Excerpt from a dataset:
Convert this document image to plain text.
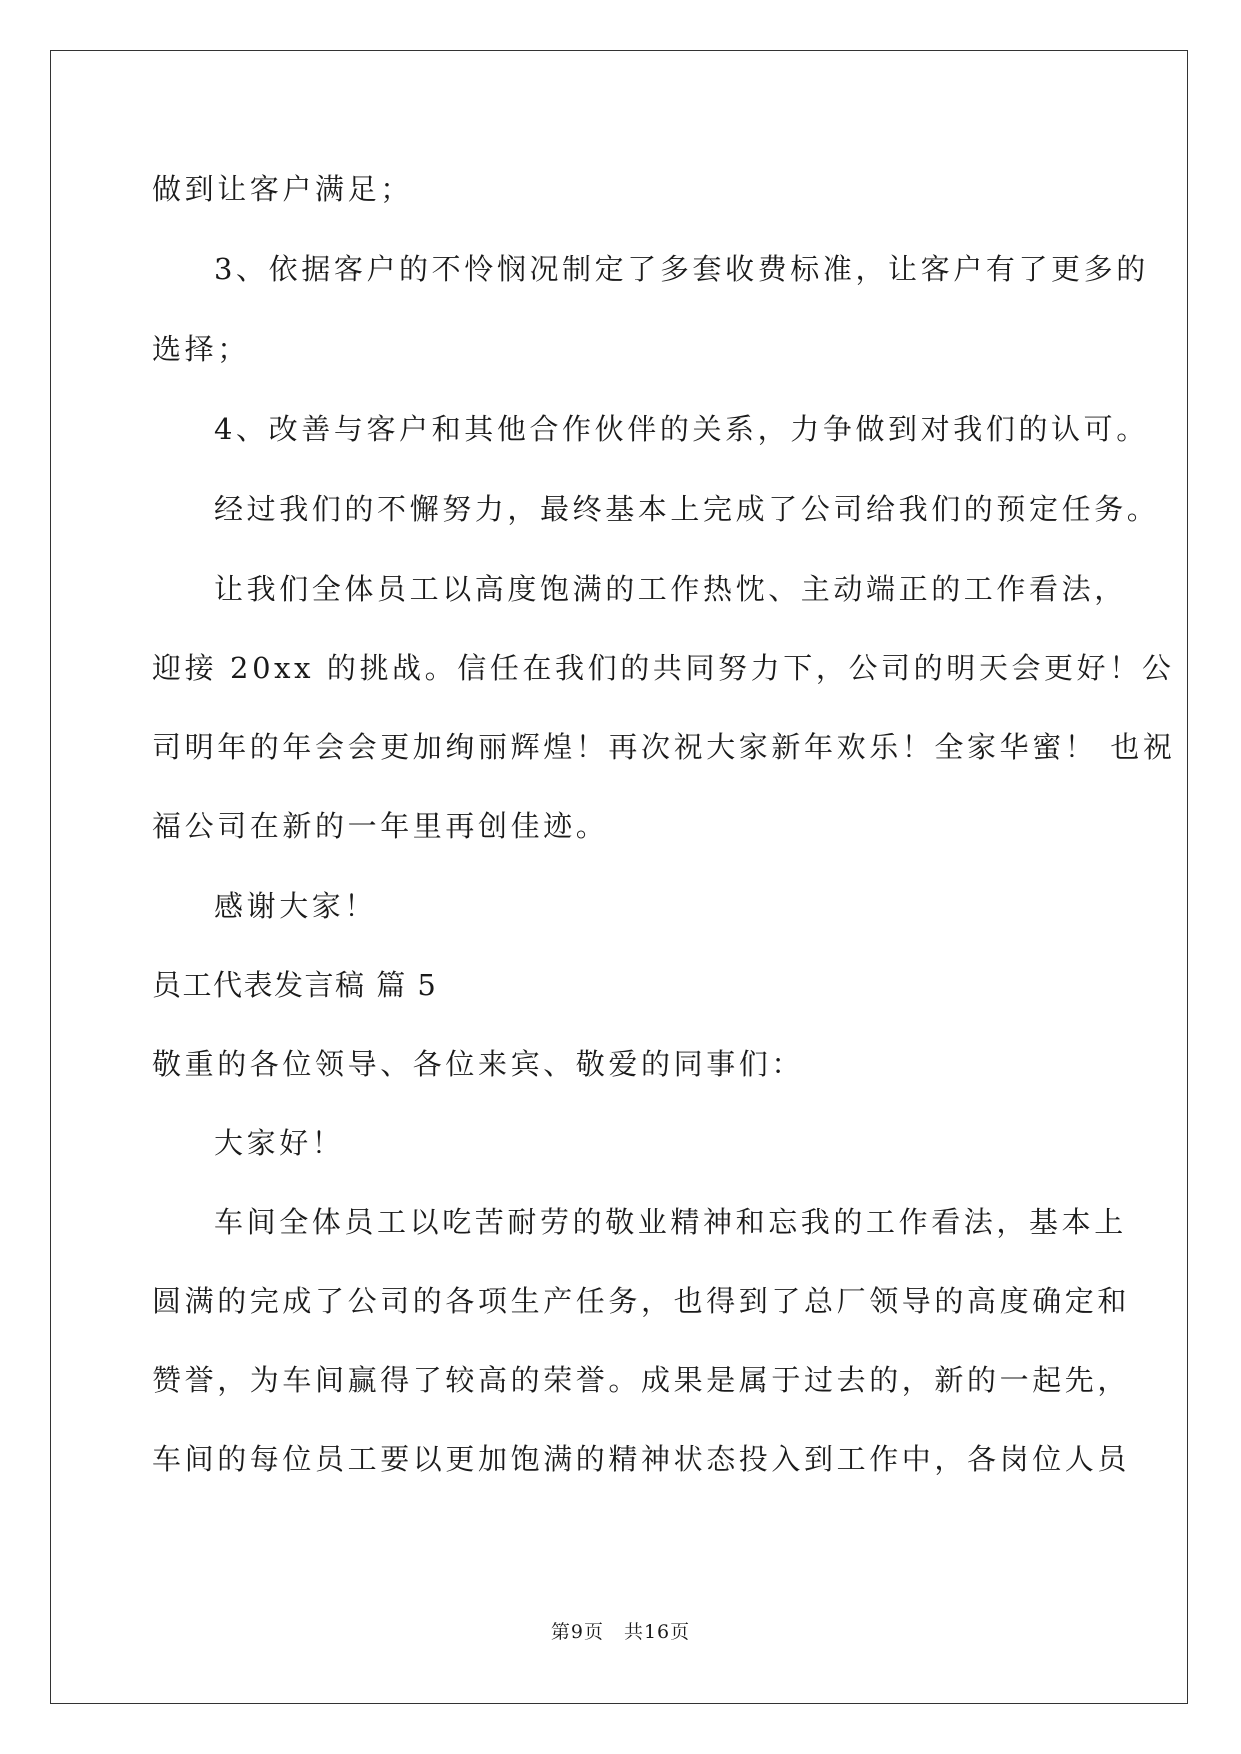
做到让客户满足；
3、依据客户的不怜悯况制定了多套收费标准，让客户有了更多的
选择；
4、改善与客户和其他合作伙伴的关系，力争做到对我们的认可。
经过我们的不懈努力，最终基本上完成了公司给我们的预定任务。
让我们全体员工以高度饱满的工作热忱、主动端正的工作看法，
迎接 20xx 的挑战。信任在我们的共同努力下，公司的明天会更好！公
司明年的年会会更加绚丽辉煌！再次祝大家新年欢乐！全家华蜜！ 也祝
福公司在新的一年里再创佳迹。
感谢大家！
员工代表发言稿 篇 5
敬重的各位领导、各位来宾、敬爱的同事们：
大家好！
车间全体员工以吃苦耐劳的敬业精神和忘我的工作看法，基本上
圆满的完成了公司的各项生产任务，也得到了总厂领导的高度确定和
赞誉，为车间赢得了较高的荣誉。成果是属于过去的，新的一起先，
车间的每位员工要以更加饱满的精神状态投入到工作中，各岗位人员
第9页 共16页
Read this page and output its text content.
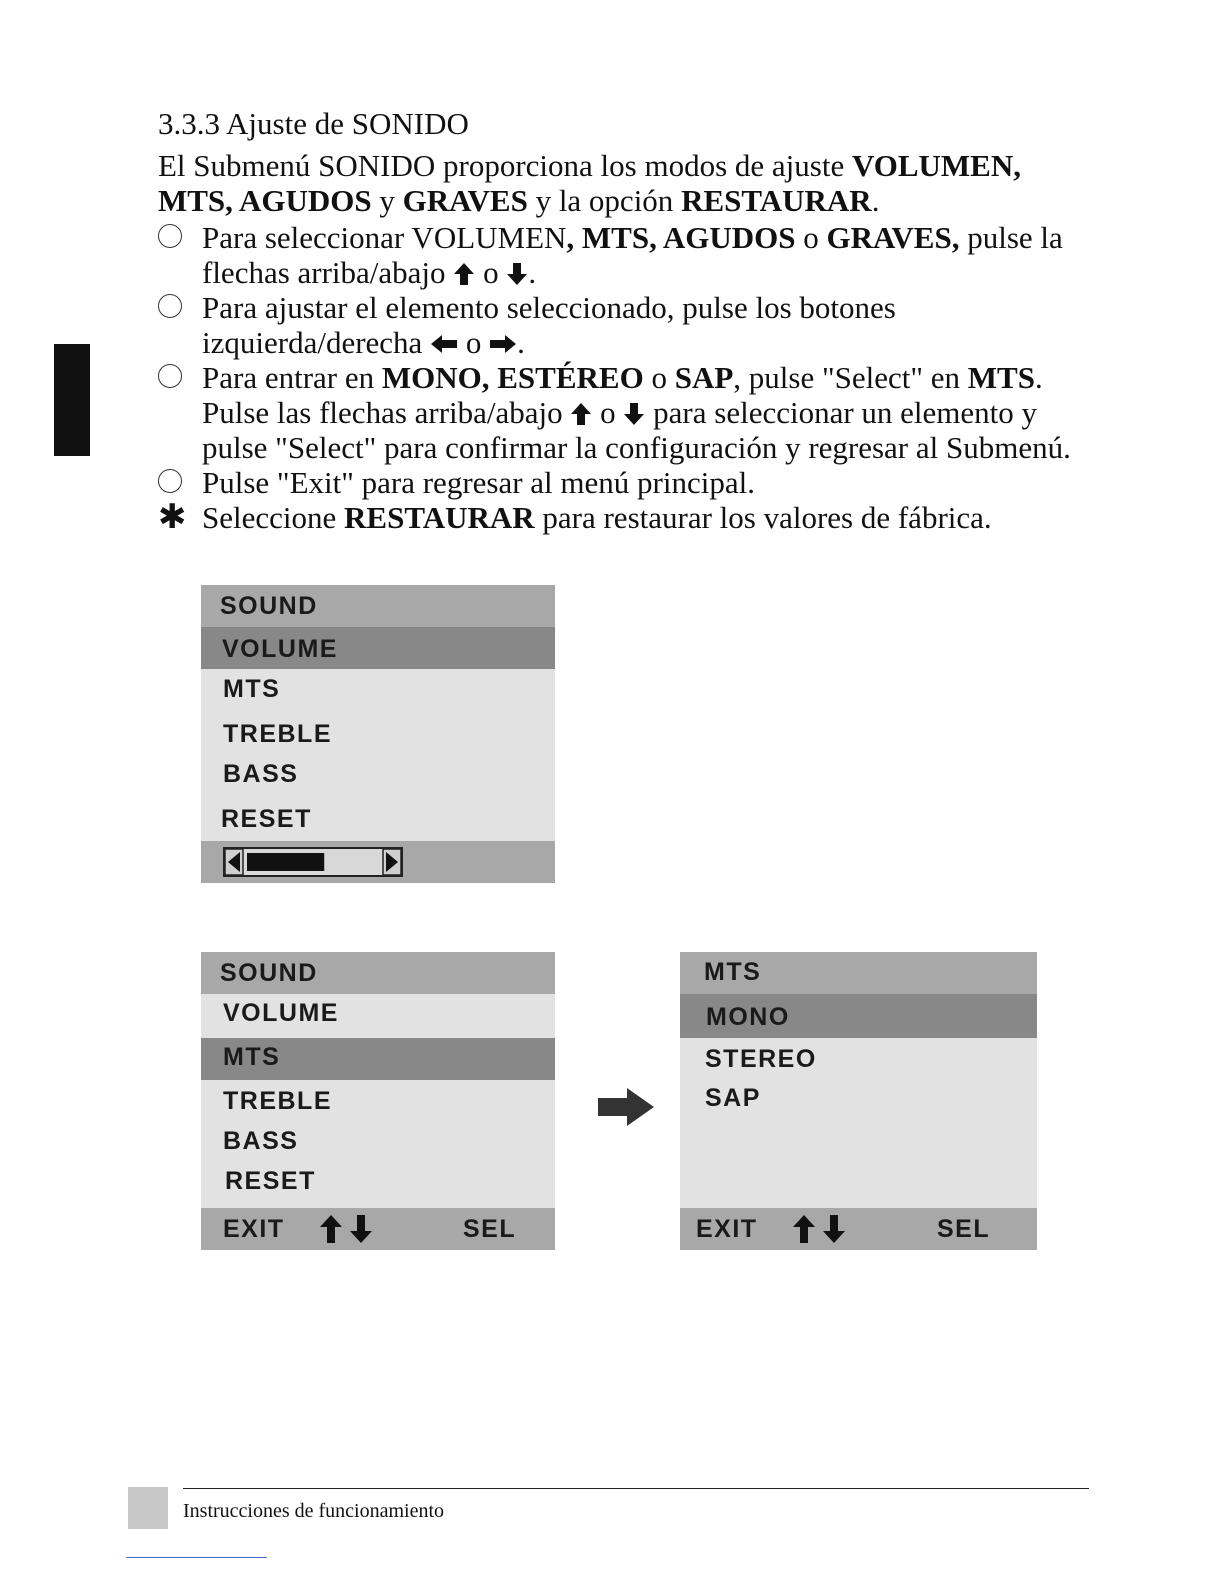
3.3.3 Ajuste de SONIDO
El Submenú SONIDO proporciona los modos de ajuste VOLUMEN,
MTS, AGUDOS y GRAVES y la opción RESTAURAR.
Para seleccionar VOLUMEN, MTS, AGUDOS o GRAVES, pulse la
flechas arriba/abajo  o .
Para ajustar el elemento seleccionado, pulse los botones
izquierda/derecha  o .
Para entrar en MONO, ESTÉREO o SAP, pulse "Select" en MTS.
Pulse las flechas arriba/abajo  o  para seleccionar un elemento y
pulse "Select" para confirmar la configuración y regresar al Submenú.
Pulse "Exit" para regresar al menú principal.
✱ Seleccione RESTAURAR para restaurar los valores de fábrica.
SOUND
VOLUME
MTS
TREBLE
BASS
RESET
SOUND
VOLUME
MTS
TREBLE
BASS
RESET
EXIT	SEL
MTS
MONO
STEREO
SAP
EXIT	SEL
Instrucciones de funcionamiento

Exercise requirements:
Reproduce all of the data exactly; the pictures do not belong in the copy.

Result for this exercise:
Convert this document image to plain text.
做到让客户满足；
3、依据客户的不怜悯况制定了多套收费标准，让客户有了更多的
选择；
4、改善与客户和其他合作伙伴的关系，力争做到对我们的认可。
经过我们的不懈努力，最终基本上完成了公司给我们的预定任务。
让我们全体员工以高度饱满的工作热忱、主动端正的工作看法，
迎接 20xx 的挑战。信任在我们的共同努力下，公司的明天会更好！公
司明年的年会会更加绚丽辉煌！再次祝大家新年欢乐！全家华蜜！ 也祝
福公司在新的一年里再创佳迹。
感谢大家！
员工代表发言稿 篇 5
敬重的各位领导、各位来宾、敬爱的同事们：
大家好！
车间全体员工以吃苦耐劳的敬业精神和忘我的工作看法，基本上
圆满的完成了公司的各项生产任务，也得到了总厂领导的高度确定和
赞誉，为车间赢得了较高的荣誉。成果是属于过去的，新的一起先，
车间的每位员工要以更加饱满的精神状态投入到工作中，各岗位人员
第9页 共16页
Read this page and output its text content.
3.3.3 Ajuste de SONIDO
El Submenú SONIDO proporciona los modos de ajuste VOLUMEN,
MTS, AGUDOS y GRAVES y la opción RESTAURAR.
Para seleccionar VOLUMEN, MTS, AGUDOS o GRAVES, pulse la
flechas arriba/abajo  o .
Para ajustar el elemento seleccionado, pulse los botones
izquierda/derecha  o .
Para entrar en MONO, ESTÉREO o SAP, pulse "Select" en MTS.
Pulse las flechas arriba/abajo  o  para seleccionar un elemento y
pulse "Select" para confirmar la configuración y regresar al Submenú.
Pulse "Exit" para regresar al menú principal.
✱ Seleccione RESTAURAR para restaurar los valores de fábrica.
SOUND
VOLUME
MTS
TREBLE
BASS
RESET
SOUND
VOLUME
MTS
TREBLE
BASS
RESET
EXIT	SEL
MTS
MONO
STEREO
SAP
EXIT	SEL
Instrucciones de funcionamiento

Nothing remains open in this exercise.